**GOAL**
Repeat, without any change, the entries presented below.

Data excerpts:
####################
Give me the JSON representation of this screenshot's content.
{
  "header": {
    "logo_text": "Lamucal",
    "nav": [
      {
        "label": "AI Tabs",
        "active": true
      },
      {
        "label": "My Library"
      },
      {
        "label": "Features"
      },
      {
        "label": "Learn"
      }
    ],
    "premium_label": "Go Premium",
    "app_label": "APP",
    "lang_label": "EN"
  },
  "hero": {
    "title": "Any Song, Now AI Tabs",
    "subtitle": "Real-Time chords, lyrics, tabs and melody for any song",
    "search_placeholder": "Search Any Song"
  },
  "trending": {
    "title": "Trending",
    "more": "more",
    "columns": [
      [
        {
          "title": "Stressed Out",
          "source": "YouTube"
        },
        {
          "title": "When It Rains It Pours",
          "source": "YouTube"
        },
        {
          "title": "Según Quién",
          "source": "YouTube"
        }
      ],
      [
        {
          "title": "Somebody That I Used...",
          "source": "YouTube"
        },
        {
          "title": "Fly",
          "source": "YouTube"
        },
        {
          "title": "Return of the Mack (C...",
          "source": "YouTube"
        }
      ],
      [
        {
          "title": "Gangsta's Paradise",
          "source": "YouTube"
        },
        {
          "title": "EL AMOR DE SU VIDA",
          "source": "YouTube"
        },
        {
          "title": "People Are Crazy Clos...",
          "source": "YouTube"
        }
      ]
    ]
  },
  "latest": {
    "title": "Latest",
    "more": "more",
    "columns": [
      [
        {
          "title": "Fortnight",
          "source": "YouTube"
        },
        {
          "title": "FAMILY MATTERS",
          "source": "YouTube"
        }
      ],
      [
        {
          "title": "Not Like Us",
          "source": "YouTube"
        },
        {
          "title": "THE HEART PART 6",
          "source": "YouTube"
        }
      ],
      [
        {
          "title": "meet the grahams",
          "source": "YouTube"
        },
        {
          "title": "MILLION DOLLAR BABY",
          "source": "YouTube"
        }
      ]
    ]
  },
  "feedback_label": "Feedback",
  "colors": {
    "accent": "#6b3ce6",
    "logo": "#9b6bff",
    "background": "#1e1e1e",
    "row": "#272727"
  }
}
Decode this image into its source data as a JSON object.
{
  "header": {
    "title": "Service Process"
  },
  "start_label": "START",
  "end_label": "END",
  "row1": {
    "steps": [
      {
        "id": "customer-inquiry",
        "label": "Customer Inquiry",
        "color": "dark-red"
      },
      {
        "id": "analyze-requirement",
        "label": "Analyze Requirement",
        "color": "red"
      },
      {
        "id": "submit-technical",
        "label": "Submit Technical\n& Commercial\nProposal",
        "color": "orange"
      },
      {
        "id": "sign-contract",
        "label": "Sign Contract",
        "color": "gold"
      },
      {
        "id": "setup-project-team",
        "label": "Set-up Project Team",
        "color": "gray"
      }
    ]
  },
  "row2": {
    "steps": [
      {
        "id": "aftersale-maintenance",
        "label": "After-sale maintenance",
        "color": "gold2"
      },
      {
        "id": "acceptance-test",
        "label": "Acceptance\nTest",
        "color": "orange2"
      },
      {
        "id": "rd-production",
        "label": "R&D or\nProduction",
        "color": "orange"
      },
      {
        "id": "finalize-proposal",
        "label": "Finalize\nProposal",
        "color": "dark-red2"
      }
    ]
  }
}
####################
**EXERCISE SOLUTION**
Give me the JSON representation of this screenshot's content.
{
  "header": {
    "logo_text": "Lamucal",
    "nav": [
      {
        "label": "AI Tabs",
        "active": true
      },
      {
        "label": "My Library"
      },
      {
        "label": "Features"
      },
      {
        "label": "Learn"
      }
    ],
    "premium_label": "Go Premium",
    "app_label": "APP",
    "lang_label": "EN"
  },
  "hero": {
    "title": "Any Song, Now AI Tabs",
    "subtitle": "Real-Time chords, lyrics, tabs and melody for any song",
    "search_placeholder": "Search Any Song"
  },
  "trending": {
    "title": "Trending",
    "more": "more",
    "columns": [
      [
        {
          "title": "Stressed Out",
          "source": "YouTube"
        },
        {
          "title": "When It Rains It Pours",
          "source": "YouTube"
        },
        {
          "title": "Según Quién",
          "source": "YouTube"
        }
      ],
      [
        {
          "title": "Somebody That I Used...",
          "source": "YouTube"
        },
        {
          "title": "Fly",
          "source": "YouTube"
        },
        {
          "title": "Return of the Mack (C...",
          "source": "YouTube"
        }
      ],
      [
        {
          "title": "Gangsta's Paradise",
          "source": "YouTube"
        },
        {
          "title": "EL AMOR DE SU VIDA",
          "source": "YouTube"
        },
        {
          "title": "People Are Crazy Clos...",
          "source": "YouTube"
        }
      ]
    ]
  },
  "latest": {
    "title": "Latest",
    "more": "more",
    "columns": [
      [
        {
          "title": "Fortnight",
          "source": "YouTube"
        },
        {
          "title": "FAMILY MATTERS",
          "source": "YouTube"
        }
      ],
      [
        {
          "title": "Not Like Us",
          "source": "YouTube"
        },
        {
          "title": "THE HEART PART 6",
          "source": "YouTube"
        }
      ],
      [
        {
          "title": "meet the grahams",
          "source": "YouTube"
        },
        {
          "title": "MILLION DOLLAR BABY",
          "source": "YouTube"
        }
      ]
    ]
  },
  "feedback_label": "Feedback",
  "colors": {
    "accent": "#6b3ce6",
    "logo": "#9b6bff",
    "background": "#1e1e1e",
    "row": "#272727"
  }
}
Decode this image into its source data as a JSON object.
{
  "header": {
    "title": "Service Process"
  },
  "start_label": "START",
  "end_label": "END",
  "row1": {
    "steps": [
      {
        "id": "customer-inquiry",
        "label": "Customer Inquiry",
        "color": "dark-red"
      },
      {
        "id": "analyze-requirement",
        "label": "Analyze Requirement",
        "color": "red"
      },
      {
        "id": "submit-technical",
        "label": "Submit Technical\n& Commercial\nProposal",
        "color": "orange"
      },
      {
        "id": "sign-contract",
        "label": "Sign Contract",
        "color": "gold"
      },
      {
        "id": "setup-project-team",
        "label": "Set-up Project Team",
        "color": "gray"
      }
    ]
  },
  "row2": {
    "steps": [
      {
        "id": "aftersale-maintenance",
        "label": "After-sale maintenance",
        "color": "gold2"
      },
      {
        "id": "acceptance-test",
        "label": "Acceptance\nTest",
        "color": "orange2"
      },
      {
        "id": "rd-production",
        "label": "R&D or\nProduction",
        "color": "orange"
      },
      {
        "id": "finalize-proposal",
        "label": "Finalize\nProposal",
        "color": "dark-red2"
      }
    ]
  }
}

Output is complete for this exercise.